▸ **Problem to work on**: Would you output the whole listing below, exactly as it reads?

▸ **Data provided**:
-- Begin --

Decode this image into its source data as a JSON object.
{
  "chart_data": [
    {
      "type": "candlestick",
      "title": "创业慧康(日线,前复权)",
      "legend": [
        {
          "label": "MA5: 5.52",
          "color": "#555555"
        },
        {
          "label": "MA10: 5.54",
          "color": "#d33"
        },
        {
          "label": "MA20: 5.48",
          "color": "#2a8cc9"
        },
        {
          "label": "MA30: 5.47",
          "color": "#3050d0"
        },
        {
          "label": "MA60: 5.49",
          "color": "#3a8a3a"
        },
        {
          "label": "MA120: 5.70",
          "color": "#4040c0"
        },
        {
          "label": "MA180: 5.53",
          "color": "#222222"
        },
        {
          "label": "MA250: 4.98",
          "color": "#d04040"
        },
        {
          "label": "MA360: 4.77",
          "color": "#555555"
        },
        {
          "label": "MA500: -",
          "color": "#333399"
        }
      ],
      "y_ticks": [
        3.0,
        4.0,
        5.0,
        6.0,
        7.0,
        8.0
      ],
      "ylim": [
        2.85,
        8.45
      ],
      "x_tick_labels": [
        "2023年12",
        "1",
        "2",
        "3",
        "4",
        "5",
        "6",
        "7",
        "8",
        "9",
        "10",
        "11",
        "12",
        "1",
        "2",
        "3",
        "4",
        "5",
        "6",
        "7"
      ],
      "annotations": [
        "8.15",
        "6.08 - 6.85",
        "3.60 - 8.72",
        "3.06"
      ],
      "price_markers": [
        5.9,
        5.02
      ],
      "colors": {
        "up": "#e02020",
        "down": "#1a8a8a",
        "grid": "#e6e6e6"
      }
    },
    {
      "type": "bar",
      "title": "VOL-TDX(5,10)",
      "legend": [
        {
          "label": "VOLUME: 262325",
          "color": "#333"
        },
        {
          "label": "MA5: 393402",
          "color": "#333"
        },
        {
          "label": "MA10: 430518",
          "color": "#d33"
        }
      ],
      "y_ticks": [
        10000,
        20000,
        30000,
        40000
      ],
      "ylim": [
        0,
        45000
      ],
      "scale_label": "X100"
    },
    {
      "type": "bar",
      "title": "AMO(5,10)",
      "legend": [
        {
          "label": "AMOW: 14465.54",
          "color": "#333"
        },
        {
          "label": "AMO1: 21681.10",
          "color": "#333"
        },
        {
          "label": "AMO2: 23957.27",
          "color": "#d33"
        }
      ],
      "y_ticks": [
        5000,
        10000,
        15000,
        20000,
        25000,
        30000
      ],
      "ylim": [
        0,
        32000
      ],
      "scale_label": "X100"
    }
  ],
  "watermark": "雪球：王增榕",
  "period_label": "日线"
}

-- End --

▸ **Exercise answer**:
Decode this image into its source data as a JSON object.
{
  "chart_data": [
    {
      "type": "candlestick",
      "title": "创业慧康(日线,前复权)",
      "legend": [
        {
          "label": "MA5: 5.52",
          "color": "#555555"
        },
        {
          "label": "MA10: 5.54",
          "color": "#d33"
        },
        {
          "label": "MA20: 5.48",
          "color": "#2a8cc9"
        },
        {
          "label": "MA30: 5.47",
          "color": "#3050d0"
        },
        {
          "label": "MA60: 5.49",
          "color": "#3a8a3a"
        },
        {
          "label": "MA120: 5.70",
          "color": "#4040c0"
        },
        {
          "label": "MA180: 5.53",
          "color": "#222222"
        },
        {
          "label": "MA250: 4.98",
          "color": "#d04040"
        },
        {
          "label": "MA360: 4.77",
          "color": "#555555"
        },
        {
          "label": "MA500: -",
          "color": "#333399"
        }
      ],
      "y_ticks": [
        3.0,
        4.0,
        5.0,
        6.0,
        7.0,
        8.0
      ],
      "ylim": [
        2.85,
        8.45
      ],
      "x_tick_labels": [
        "2023年12",
        "1",
        "2",
        "3",
        "4",
        "5",
        "6",
        "7",
        "8",
        "9",
        "10",
        "11",
        "12",
        "1",
        "2",
        "3",
        "4",
        "5",
        "6",
        "7"
      ],
      "annotations": [
        "8.15",
        "6.08 - 6.85",
        "3.60 - 8.72",
        "3.06"
      ],
      "price_markers": [
        5.9,
        5.02
      ],
      "colors": {
        "up": "#e02020",
        "down": "#1a8a8a",
        "grid": "#e6e6e6"
      }
    },
    {
      "type": "bar",
      "title": "VOL-TDX(5,10)",
      "legend": [
        {
          "label": "VOLUME: 262325",
          "color": "#333"
        },
        {
          "label": "MA5: 393402",
          "color": "#333"
        },
        {
          "label": "MA10: 430518",
          "color": "#d33"
        }
      ],
      "y_ticks": [
        10000,
        20000,
        30000,
        40000
      ],
      "ylim": [
        0,
        45000
      ],
      "scale_label": "X100"
    },
    {
      "type": "bar",
      "title": "AMO(5,10)",
      "legend": [
        {
          "label": "AMOW: 14465.54",
          "color": "#333"
        },
        {
          "label": "AMO1: 21681.10",
          "color": "#333"
        },
        {
          "label": "AMO2: 23957.27",
          "color": "#d33"
        }
      ],
      "y_ticks": [
        5000,
        10000,
        15000,
        20000,
        25000,
        30000
      ],
      "ylim": [
        0,
        32000
      ],
      "scale_label": "X100"
    }
  ],
  "watermark": "雪球：王增榕",
  "period_label": "日线"
}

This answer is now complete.